* BEGIN Data in this exercise *

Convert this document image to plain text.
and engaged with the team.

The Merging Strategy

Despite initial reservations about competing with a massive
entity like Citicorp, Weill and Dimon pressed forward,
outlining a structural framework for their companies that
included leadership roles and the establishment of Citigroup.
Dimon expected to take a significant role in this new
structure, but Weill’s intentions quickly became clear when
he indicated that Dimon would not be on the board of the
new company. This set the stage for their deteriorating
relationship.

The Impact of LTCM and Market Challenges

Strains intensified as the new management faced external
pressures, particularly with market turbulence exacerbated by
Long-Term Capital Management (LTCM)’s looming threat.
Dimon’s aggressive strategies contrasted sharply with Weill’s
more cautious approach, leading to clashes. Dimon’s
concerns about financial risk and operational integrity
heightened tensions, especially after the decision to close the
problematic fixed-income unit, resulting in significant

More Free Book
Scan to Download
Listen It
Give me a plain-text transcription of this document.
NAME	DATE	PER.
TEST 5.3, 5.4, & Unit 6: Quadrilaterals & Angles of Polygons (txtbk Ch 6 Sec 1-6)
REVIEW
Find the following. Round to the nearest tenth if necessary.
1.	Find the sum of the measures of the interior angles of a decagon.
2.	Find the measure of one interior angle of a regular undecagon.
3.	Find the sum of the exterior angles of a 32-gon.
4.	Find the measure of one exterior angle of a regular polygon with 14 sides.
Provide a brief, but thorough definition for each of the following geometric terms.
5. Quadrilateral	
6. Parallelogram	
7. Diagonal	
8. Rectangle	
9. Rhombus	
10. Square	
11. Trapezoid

* END Data in this exercise *

**What you need to do:** Every line of the data above should be reproduced word for word.

**Result of the task:**
Convert this document image to plain text.
and engaged with the team.

The Merging Strategy

Despite initial reservations about competing with a massive
entity like Citicorp, Weill and Dimon pressed forward,
outlining a structural framework for their companies that
included leadership roles and the establishment of Citigroup.
Dimon expected to take a significant role in this new
structure, but Weill’s intentions quickly became clear when
he indicated that Dimon would not be on the board of the
new company. This set the stage for their deteriorating
relationship.

The Impact of LTCM and Market Challenges

Strains intensified as the new management faced external
pressures, particularly with market turbulence exacerbated by
Long-Term Capital Management (LTCM)’s looming threat.
Dimon’s aggressive strategies contrasted sharply with Weill’s
more cautious approach, leading to clashes. Dimon’s
concerns about financial risk and operational integrity
heightened tensions, especially after the decision to close the
problematic fixed-income unit, resulting in significant

More Free Book
Scan to Download
Listen It
Give me a plain-text transcription of this document.
NAME	DATE	PER.
TEST 5.3, 5.4, & Unit 6: Quadrilaterals & Angles of Polygons (txtbk Ch 6 Sec 1-6)
REVIEW
Find the following. Round to the nearest tenth if necessary.
1.	Find the sum of the measures of the interior angles of a decagon.
2.	Find the measure of one interior angle of a regular undecagon.
3.	Find the sum of the exterior angles of a 32-gon.
4.	Find the measure of one exterior angle of a regular polygon with 14 sides.
Provide a brief, but thorough definition for each of the following geometric terms.
5. Quadrilateral	
6. Parallelogram	
7. Diagonal	
8. Rectangle	
9. Rhombus	
10. Square	
11. Trapezoid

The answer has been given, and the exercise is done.